» **AVAILABLE DATA**:
★ ★ ★
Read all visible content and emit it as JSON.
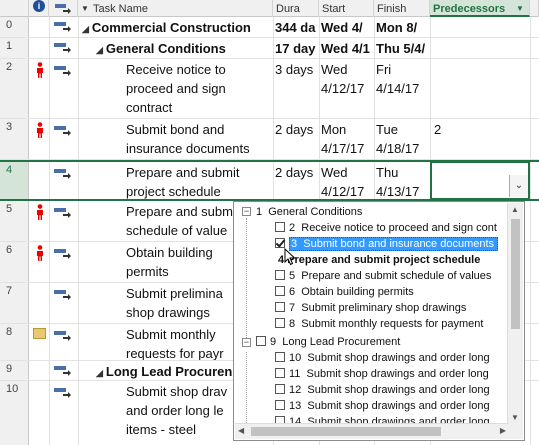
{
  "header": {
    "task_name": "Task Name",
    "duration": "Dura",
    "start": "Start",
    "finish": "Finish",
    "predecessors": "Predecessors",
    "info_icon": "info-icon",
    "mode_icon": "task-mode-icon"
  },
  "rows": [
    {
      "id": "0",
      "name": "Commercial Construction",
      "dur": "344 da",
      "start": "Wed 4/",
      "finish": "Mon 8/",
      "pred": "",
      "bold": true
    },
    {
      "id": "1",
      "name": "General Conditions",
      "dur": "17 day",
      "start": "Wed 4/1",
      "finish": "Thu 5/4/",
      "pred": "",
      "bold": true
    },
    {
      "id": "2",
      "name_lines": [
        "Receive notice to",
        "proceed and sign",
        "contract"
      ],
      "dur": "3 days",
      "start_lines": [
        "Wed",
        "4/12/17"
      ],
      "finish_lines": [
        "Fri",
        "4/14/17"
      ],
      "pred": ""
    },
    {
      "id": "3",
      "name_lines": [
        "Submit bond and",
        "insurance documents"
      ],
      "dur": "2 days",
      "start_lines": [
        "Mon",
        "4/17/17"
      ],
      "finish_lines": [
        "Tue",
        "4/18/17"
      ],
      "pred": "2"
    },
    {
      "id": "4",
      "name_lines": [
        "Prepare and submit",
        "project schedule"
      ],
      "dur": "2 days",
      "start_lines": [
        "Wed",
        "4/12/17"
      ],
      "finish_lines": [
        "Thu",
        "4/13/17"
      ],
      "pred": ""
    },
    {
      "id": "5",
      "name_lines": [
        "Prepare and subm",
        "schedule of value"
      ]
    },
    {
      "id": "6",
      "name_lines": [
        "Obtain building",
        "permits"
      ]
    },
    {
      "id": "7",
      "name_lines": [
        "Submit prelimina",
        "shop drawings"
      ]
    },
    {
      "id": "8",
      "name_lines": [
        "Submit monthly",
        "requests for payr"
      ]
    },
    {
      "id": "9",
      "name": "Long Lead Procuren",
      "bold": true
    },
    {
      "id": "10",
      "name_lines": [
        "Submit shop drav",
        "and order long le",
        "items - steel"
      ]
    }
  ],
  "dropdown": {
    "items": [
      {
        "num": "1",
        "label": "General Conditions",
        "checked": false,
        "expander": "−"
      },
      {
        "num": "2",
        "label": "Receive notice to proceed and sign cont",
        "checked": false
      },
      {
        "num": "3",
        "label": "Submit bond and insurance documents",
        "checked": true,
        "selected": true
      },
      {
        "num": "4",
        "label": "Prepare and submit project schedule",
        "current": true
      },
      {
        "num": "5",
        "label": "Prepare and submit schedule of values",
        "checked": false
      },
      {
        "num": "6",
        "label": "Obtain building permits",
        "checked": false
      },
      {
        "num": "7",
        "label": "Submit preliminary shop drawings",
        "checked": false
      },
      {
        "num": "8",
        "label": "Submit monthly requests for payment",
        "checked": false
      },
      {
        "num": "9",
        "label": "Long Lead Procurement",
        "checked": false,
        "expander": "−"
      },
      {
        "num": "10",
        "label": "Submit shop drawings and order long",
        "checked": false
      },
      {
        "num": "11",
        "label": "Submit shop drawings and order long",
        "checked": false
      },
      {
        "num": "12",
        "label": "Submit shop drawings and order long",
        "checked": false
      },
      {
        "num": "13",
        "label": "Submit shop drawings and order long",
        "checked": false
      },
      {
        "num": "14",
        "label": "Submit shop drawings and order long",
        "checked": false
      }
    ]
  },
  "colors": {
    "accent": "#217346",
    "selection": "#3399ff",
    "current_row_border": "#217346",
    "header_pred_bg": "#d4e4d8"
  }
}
★ ★ ★
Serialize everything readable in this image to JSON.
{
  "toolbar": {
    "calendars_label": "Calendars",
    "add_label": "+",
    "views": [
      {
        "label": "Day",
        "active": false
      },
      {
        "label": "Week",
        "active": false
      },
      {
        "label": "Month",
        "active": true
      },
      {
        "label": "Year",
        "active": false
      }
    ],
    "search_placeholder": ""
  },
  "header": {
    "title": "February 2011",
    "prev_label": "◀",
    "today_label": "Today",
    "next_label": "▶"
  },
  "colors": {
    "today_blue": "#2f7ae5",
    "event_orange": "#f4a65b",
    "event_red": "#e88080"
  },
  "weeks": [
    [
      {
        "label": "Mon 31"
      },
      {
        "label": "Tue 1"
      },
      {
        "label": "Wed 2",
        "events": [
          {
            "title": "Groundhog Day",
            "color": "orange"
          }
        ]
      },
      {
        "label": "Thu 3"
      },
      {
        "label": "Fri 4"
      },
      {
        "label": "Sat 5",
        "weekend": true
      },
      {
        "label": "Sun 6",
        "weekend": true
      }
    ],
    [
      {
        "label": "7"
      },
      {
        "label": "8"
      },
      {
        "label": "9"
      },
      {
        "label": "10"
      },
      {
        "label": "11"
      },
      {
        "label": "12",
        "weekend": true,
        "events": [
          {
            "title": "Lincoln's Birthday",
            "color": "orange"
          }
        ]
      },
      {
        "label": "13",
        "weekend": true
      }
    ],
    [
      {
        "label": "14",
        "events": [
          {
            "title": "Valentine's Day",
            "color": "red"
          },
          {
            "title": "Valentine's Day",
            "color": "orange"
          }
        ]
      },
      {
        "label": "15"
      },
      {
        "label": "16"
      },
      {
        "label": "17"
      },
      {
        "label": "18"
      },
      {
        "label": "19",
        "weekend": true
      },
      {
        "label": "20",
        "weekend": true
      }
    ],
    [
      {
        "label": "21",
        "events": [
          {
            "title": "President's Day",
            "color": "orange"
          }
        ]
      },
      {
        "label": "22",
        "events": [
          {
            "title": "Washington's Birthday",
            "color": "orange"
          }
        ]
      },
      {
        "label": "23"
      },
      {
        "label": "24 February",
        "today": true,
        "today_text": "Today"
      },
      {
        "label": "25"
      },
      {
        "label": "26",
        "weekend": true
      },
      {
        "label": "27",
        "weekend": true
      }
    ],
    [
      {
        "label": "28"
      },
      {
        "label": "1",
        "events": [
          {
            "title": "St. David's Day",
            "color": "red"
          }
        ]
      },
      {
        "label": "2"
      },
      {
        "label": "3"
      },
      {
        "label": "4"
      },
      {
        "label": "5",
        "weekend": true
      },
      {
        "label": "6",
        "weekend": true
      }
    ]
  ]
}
★ ★ ★
» **TASK INSTRUCTIONS**: Filter for "monthly". Return all lines that hold it.

» **ANSWER TO THE EXERCISE**:
        "Submit monthly",
        "label": "Submit monthly requests for payment",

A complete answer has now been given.